╔══

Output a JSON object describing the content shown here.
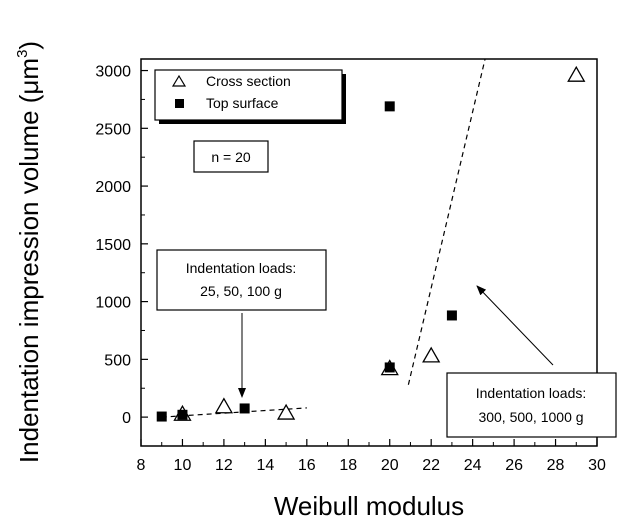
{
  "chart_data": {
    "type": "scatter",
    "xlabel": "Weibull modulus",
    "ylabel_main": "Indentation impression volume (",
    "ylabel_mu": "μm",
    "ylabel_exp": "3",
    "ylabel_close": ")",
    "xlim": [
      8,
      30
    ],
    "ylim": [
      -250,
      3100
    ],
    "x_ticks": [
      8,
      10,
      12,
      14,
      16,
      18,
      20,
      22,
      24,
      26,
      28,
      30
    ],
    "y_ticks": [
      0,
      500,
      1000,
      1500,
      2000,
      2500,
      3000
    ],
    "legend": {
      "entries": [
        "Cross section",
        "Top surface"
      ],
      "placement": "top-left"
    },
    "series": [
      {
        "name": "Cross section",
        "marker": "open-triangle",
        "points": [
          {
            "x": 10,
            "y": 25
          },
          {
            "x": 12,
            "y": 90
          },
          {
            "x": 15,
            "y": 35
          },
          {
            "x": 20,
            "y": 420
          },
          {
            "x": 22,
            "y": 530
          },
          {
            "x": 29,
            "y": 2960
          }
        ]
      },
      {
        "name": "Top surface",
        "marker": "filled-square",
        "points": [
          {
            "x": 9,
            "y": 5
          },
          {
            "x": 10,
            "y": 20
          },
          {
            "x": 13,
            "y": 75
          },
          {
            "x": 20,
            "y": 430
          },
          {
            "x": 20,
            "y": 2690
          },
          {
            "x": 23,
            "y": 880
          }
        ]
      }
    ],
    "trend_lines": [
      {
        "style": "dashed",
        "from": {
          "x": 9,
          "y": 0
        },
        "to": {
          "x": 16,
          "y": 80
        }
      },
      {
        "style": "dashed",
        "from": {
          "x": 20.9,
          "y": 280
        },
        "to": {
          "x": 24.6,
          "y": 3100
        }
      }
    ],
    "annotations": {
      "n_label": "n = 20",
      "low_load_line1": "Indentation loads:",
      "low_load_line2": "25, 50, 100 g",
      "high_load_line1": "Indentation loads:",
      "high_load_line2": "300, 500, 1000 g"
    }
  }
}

╚══
╔══

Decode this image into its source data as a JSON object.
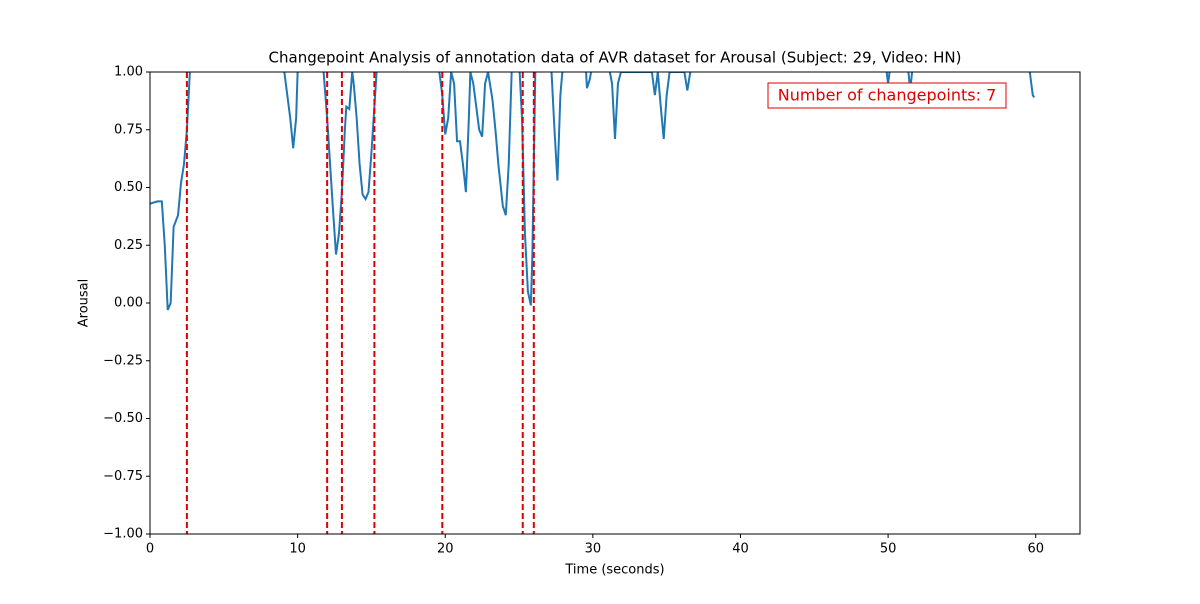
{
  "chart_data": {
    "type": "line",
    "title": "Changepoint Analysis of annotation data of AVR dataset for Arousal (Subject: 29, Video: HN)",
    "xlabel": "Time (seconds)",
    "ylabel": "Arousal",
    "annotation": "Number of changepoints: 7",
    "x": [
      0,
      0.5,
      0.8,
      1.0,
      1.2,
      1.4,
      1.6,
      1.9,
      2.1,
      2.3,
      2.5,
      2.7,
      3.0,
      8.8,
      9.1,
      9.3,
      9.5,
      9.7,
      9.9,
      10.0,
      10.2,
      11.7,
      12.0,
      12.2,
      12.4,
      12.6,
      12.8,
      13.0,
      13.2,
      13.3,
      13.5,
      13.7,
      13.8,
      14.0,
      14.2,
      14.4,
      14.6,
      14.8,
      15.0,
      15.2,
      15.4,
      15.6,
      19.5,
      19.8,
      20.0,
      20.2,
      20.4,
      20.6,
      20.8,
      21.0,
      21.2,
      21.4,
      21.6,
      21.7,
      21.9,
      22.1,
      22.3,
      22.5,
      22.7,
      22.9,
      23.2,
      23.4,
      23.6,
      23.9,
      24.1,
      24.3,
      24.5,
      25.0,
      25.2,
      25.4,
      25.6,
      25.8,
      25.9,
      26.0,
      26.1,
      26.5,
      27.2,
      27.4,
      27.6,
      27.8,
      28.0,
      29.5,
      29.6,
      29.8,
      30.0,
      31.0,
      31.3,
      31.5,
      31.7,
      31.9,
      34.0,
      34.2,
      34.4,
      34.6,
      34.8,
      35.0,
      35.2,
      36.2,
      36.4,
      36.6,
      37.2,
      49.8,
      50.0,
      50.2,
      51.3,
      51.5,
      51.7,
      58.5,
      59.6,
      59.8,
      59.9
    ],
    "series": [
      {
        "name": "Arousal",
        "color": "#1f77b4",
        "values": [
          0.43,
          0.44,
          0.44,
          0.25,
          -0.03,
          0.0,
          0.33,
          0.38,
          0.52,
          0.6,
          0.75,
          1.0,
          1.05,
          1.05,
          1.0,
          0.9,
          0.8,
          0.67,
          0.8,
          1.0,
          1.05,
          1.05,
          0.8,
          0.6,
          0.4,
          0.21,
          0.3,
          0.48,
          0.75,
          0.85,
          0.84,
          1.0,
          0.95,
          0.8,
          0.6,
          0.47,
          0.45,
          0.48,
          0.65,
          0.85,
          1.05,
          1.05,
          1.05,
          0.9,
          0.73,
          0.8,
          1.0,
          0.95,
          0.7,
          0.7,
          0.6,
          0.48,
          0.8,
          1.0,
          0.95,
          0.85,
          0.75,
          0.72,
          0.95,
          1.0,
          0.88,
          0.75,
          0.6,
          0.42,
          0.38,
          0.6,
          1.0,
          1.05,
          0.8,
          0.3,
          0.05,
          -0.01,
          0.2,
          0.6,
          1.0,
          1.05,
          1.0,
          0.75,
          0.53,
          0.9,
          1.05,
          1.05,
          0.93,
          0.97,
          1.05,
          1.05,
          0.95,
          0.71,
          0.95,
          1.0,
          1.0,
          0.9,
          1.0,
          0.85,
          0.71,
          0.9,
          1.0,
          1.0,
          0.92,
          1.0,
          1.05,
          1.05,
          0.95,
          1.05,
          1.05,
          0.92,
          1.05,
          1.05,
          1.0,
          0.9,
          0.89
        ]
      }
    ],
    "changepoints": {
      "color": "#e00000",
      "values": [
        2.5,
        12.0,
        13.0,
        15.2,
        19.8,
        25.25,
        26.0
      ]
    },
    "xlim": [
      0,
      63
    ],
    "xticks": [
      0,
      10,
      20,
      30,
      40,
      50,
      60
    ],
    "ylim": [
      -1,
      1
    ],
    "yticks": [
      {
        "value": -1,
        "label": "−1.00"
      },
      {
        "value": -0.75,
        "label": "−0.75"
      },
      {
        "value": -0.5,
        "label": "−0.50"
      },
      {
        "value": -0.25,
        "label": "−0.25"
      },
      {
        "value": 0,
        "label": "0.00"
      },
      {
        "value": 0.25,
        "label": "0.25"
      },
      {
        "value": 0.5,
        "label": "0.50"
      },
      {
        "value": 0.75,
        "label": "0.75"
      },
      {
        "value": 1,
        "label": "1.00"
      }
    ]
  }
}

╚══
╔══

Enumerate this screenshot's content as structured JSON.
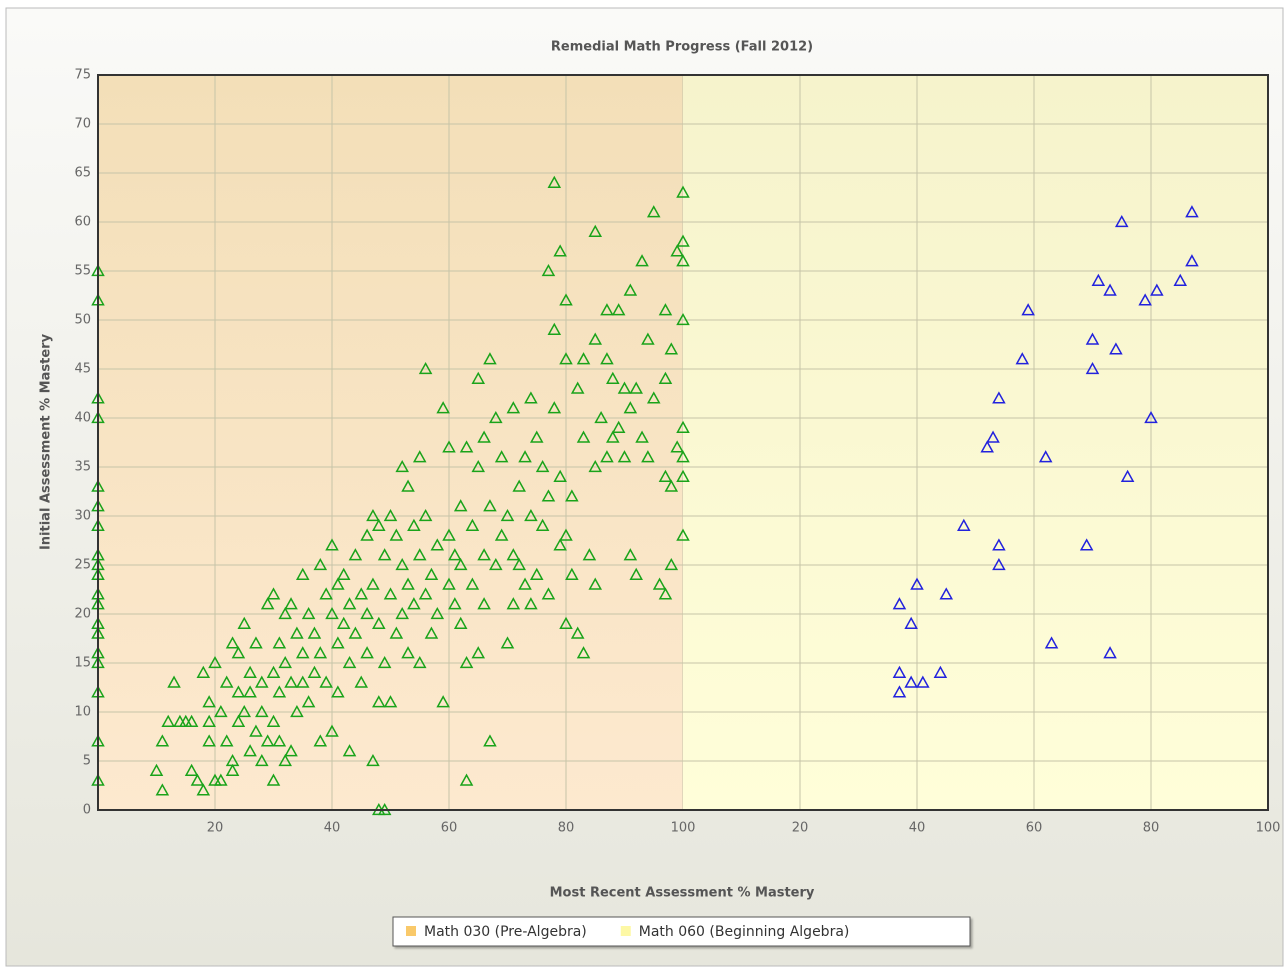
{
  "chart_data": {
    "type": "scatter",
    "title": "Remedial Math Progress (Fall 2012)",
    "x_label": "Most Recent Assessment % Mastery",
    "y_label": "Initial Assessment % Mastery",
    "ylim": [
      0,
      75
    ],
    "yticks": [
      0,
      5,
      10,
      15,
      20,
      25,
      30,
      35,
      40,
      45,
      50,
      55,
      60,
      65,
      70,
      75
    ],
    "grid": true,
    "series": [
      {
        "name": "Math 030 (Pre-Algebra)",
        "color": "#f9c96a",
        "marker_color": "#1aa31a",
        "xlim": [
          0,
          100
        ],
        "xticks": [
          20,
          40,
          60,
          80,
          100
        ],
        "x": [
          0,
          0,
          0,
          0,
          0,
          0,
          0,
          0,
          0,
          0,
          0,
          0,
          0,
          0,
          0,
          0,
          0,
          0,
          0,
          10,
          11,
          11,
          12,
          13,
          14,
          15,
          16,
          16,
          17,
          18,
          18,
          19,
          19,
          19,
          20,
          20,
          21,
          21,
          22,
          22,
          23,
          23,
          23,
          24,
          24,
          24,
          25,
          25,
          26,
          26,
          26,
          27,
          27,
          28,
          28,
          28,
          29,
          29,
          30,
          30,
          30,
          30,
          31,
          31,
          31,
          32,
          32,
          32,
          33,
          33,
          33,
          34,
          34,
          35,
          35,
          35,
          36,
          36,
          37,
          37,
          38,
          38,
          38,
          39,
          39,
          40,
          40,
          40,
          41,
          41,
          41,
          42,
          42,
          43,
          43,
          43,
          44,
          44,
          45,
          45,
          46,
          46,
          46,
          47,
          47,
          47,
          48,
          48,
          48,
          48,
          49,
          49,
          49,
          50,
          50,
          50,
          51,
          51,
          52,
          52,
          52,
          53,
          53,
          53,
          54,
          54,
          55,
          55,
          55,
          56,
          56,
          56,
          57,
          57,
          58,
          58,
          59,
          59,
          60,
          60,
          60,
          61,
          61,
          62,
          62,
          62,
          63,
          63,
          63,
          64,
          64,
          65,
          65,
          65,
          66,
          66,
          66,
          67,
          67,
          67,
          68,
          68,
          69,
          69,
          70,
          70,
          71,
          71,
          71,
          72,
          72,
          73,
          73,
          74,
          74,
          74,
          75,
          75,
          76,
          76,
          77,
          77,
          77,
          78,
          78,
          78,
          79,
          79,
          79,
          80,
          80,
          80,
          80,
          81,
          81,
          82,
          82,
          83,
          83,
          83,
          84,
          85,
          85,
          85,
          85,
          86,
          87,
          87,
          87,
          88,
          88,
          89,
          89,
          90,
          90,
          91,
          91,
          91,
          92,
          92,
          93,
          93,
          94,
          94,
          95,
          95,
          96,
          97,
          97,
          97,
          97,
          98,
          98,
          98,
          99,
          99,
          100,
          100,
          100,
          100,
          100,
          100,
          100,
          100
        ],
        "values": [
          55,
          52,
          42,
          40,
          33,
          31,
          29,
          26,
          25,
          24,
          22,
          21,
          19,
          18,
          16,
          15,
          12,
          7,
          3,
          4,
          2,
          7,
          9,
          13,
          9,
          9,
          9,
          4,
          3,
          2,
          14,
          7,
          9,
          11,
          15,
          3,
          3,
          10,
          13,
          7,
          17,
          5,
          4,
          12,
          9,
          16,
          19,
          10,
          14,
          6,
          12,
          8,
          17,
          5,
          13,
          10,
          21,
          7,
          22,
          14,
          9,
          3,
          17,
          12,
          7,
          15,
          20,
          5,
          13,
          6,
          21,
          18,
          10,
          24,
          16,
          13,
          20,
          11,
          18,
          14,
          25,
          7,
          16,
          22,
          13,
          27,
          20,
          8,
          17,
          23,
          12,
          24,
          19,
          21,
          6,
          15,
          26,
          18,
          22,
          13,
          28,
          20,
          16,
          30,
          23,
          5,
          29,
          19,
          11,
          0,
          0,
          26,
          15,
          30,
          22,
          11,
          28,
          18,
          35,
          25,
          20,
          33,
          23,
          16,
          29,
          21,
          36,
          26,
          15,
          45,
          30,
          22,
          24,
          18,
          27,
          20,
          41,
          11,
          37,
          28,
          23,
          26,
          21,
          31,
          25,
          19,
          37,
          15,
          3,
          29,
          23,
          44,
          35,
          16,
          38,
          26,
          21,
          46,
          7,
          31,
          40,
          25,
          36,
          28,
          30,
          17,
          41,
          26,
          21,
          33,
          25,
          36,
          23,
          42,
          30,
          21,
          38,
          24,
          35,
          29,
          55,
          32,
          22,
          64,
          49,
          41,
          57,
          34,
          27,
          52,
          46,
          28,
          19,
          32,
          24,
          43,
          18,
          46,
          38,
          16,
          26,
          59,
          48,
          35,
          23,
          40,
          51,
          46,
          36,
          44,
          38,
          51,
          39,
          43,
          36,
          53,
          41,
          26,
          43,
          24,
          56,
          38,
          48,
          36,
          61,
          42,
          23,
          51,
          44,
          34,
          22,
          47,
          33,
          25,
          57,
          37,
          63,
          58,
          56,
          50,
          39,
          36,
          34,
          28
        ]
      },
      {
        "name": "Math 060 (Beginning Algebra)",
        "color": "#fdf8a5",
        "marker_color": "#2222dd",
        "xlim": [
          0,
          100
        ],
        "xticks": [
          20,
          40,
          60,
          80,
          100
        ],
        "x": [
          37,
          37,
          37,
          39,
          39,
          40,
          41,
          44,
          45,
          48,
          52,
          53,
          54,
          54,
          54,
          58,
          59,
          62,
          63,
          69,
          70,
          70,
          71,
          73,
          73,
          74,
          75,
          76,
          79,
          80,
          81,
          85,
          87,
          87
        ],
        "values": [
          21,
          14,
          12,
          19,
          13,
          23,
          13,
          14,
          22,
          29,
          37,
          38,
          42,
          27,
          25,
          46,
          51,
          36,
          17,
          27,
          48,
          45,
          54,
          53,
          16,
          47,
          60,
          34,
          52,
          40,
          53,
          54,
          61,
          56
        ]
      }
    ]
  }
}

╚══

◆ **What the task asks**: Gather from the data above every line with the string "Math".

◆ **Answer to this task**:
    "title": "Remedial Math Progress (Fall 2012)",
        "name": "Math 030 (Pre-Algebra)",
        "name": "Math 060 (Beginning Algebra)",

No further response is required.